>> Begin Data for this task
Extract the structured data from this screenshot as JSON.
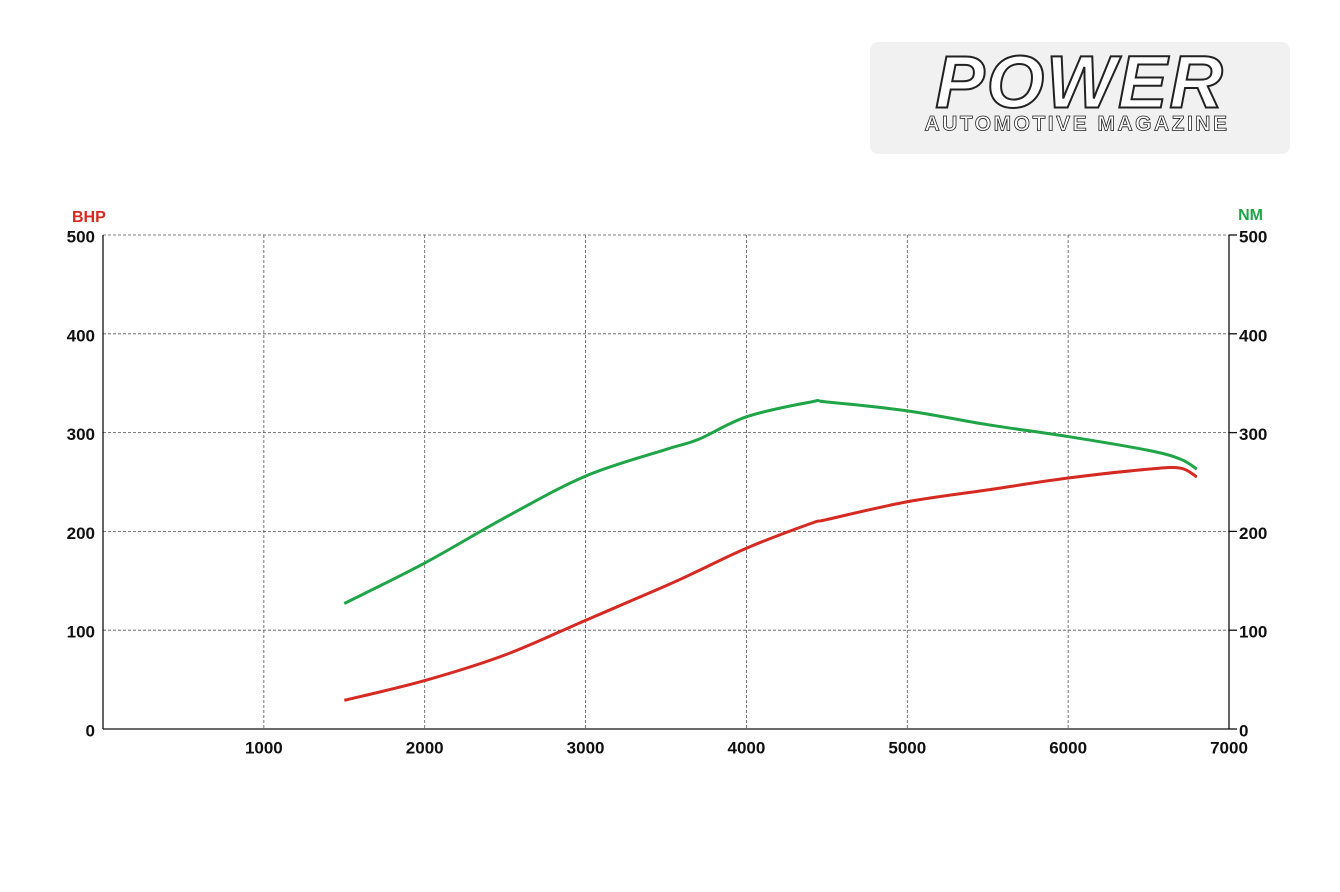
{
  "logo": {
    "title": "POWER",
    "subtitle": "AUTOMOTIVE MAGAZINE"
  },
  "chart_data": {
    "type": "line",
    "x": [
      1500,
      2000,
      2500,
      3000,
      3500,
      3700,
      4000,
      4400,
      4500,
      5000,
      5500,
      6000,
      6500,
      6700,
      6800
    ],
    "series": [
      {
        "name": "BHP",
        "color": "#d42a22",
        "values": [
          29,
          49,
          75,
          110,
          145,
          160,
          183,
          208,
          212,
          230,
          242,
          254,
          263,
          264,
          255
        ]
      },
      {
        "name": "NM",
        "color": "#1fa447",
        "axis": "y2",
        "values": [
          127,
          168,
          214,
          256,
          283,
          293,
          316,
          331,
          331,
          322,
          308,
          296,
          282,
          273,
          263
        ]
      }
    ],
    "xlim": [
      0,
      7000
    ],
    "xticks": [
      1000,
      2000,
      3000,
      4000,
      5000,
      6000,
      7000
    ],
    "ylim": [
      0,
      500
    ],
    "yticks": [
      0,
      100,
      200,
      300,
      400,
      500
    ],
    "y2lim": [
      0,
      500
    ],
    "y2ticks": [
      0,
      100,
      200,
      300,
      400,
      500
    ],
    "grid": true
  }
}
>> End Data for this task
**Stated task:**
Every record above should be written out again without change, except that the pictures are left out.

**The solution:**
Extract the structured data from this screenshot as JSON.
{
  "logo": {
    "title": "POWER",
    "subtitle": "AUTOMOTIVE MAGAZINE"
  },
  "chart_data": {
    "type": "line",
    "x": [
      1500,
      2000,
      2500,
      3000,
      3500,
      3700,
      4000,
      4400,
      4500,
      5000,
      5500,
      6000,
      6500,
      6700,
      6800
    ],
    "series": [
      {
        "name": "BHP",
        "color": "#d42a22",
        "values": [
          29,
          49,
          75,
          110,
          145,
          160,
          183,
          208,
          212,
          230,
          242,
          254,
          263,
          264,
          255
        ]
      },
      {
        "name": "NM",
        "color": "#1fa447",
        "axis": "y2",
        "values": [
          127,
          168,
          214,
          256,
          283,
          293,
          316,
          331,
          331,
          322,
          308,
          296,
          282,
          273,
          263
        ]
      }
    ],
    "xlim": [
      0,
      7000
    ],
    "xticks": [
      1000,
      2000,
      3000,
      4000,
      5000,
      6000,
      7000
    ],
    "ylim": [
      0,
      500
    ],
    "yticks": [
      0,
      100,
      200,
      300,
      400,
      500
    ],
    "y2lim": [
      0,
      500
    ],
    "y2ticks": [
      0,
      100,
      200,
      300,
      400,
      500
    ],
    "grid": true
  }
}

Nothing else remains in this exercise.